LISTED RECORDS.
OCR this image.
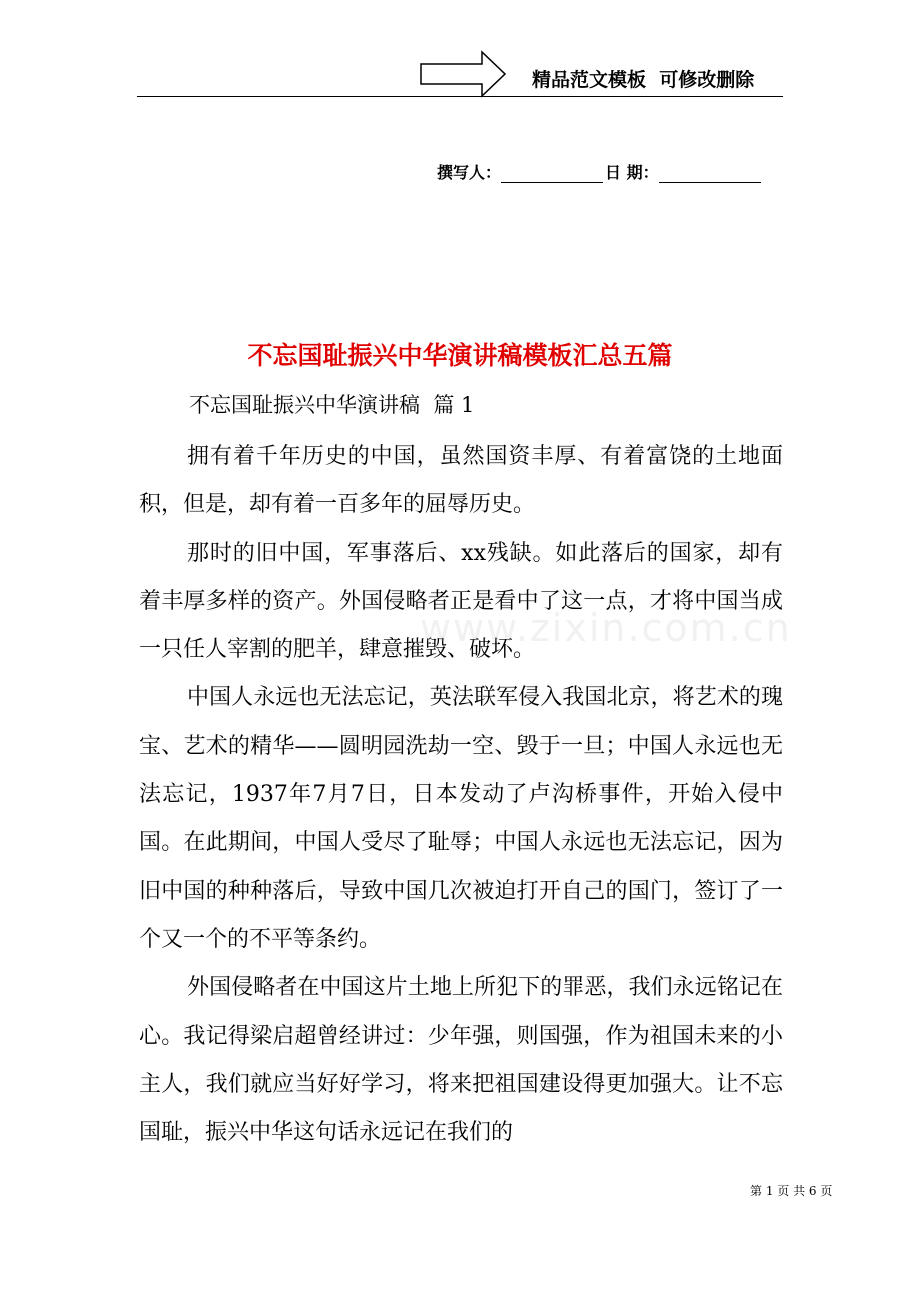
精品范文模板  可修改删除

撰写人：	日 期：
不忘国耻振兴中华演讲稿模板汇总五篇

不忘国耻振兴中华演讲稿  篇 1

拥有着千年历史的中国，虽然国资丰厚、有着富饶的土地面积，但是，却有着一百多年的屈辱历史。

那时的旧中国，军事落后、xx残缺。如此落后的国家，却有着丰厚多样的资产。外国侵略者正是看中了这一点，才将中国当成一只任人宰割的肥羊，肆意摧毁、破坏。

中国人永远也无法忘记，英法联军侵入我国北京，将艺术的瑰宝、艺术的精华——圆明园洗劫一空、毁于一旦；中国人永远也无法忘记，1937年7月7日，日本发动了卢沟桥事件，开始入侵中国。在此期间，中国人受尽了耻辱；中国人永远也无法忘记，因为旧中国的种种落后，导致中国几次被迫打开自己的国门，签订了一个又一个的不平等条约。

外国侵略者在中国这片土地上所犯下的罪恶，我们永远铭记在心。我记得梁启超曾经讲过：少年强，则国强，作为祖国未来的小主人，我们就应当好好学习，将来把祖国建设得更加强大。让不忘国耻，振兴中华这句话永远记在我们的

www.zixin.com.cn
第 1 页 共 6 页
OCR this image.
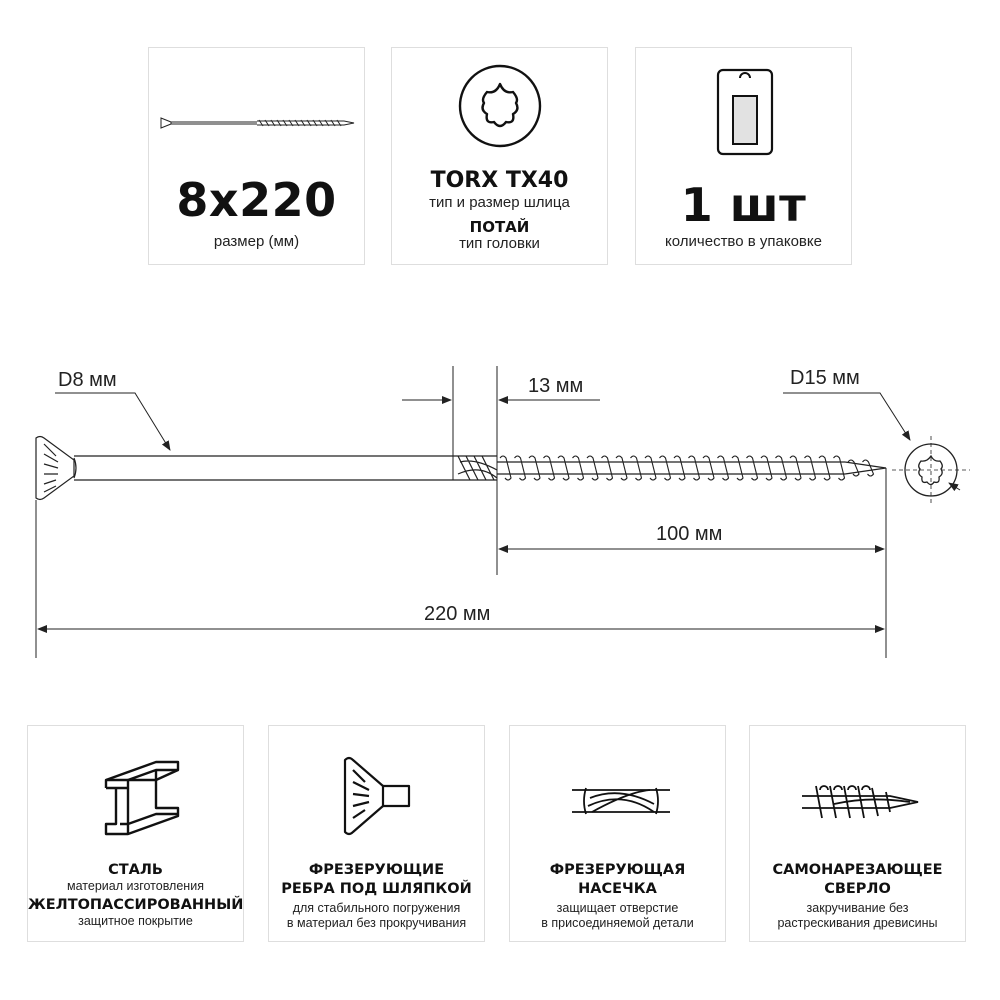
8x220
размер (мм)
TORX TX40
тип и размер шлица
ПОТАЙ
тип головки
1 шт
количество в упаковке
D8 мм	13 мм	D15 мм
100 мм
220 мм
СТАЛЬ
материал изготовления
ЖЕЛТОПАССИРОВАННЫЙ
защитное покрытие
ФРЕЗЕРУЮЩИЕ
РЕБРА ПОД ШЛЯПКОЙ
для стабильного погружения
в материал без прокручивания
ФРЕЗЕРУЮЩАЯ
НАСЕЧКА
защищает отверстие
в присоединяемой детали
САМОНАРЕЗАЮЩЕЕ
СВЕРЛО
закручивание без
растрескивания древисины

WHAT IS ASKED.
Quote the records in their entirety, keeping the wording exact and excluding pictures.

RESPONSE TO THIS EXERCISE.
OCR this image.
精品范文模板  可修改删除

撰写人：	日 期：
不忘国耻振兴中华演讲稿模板汇总五篇

不忘国耻振兴中华演讲稿  篇 1

拥有着千年历史的中国，虽然国资丰厚、有着富饶的土地面积，但是，却有着一百多年的屈辱历史。

那时的旧中国，军事落后、xx残缺。如此落后的国家，却有着丰厚多样的资产。外国侵略者正是看中了这一点，才将中国当成一只任人宰割的肥羊，肆意摧毁、破坏。

中国人永远也无法忘记，英法联军侵入我国北京，将艺术的瑰宝、艺术的精华——圆明园洗劫一空、毁于一旦；中国人永远也无法忘记，1937年7月7日，日本发动了卢沟桥事件，开始入侵中国。在此期间，中国人受尽了耻辱；中国人永远也无法忘记，因为旧中国的种种落后，导致中国几次被迫打开自己的国门，签订了一个又一个的不平等条约。

外国侵略者在中国这片土地上所犯下的罪恶，我们永远铭记在心。我记得梁启超曾经讲过：少年强，则国强，作为祖国未来的小主人，我们就应当好好学习，将来把祖国建设得更加强大。让不忘国耻，振兴中华这句话永远记在我们的

www.zixin.com.cn
第 1 页 共 6 页
OCR this image.
8x220
размер (мм)
TORX TX40
тип и размер шлица
ПОТАЙ
тип головки
1 шт
количество в упаковке
D8 мм	13 мм	D15 мм
100 мм
220 мм
СТАЛЬ
материал изготовления
ЖЕЛТОПАССИРОВАННЫЙ
защитное покрытие
ФРЕЗЕРУЮЩИЕ
РЕБРА ПОД ШЛЯПКОЙ
для стабильного погружения
в материал без прокручивания
ФРЕЗЕРУЮЩАЯ
НАСЕЧКА
защищает отверстие
в присоединяемой детали
САМОНАРЕЗАЮЩЕЕ
СВЕРЛО
закручивание без
растрескивания древисины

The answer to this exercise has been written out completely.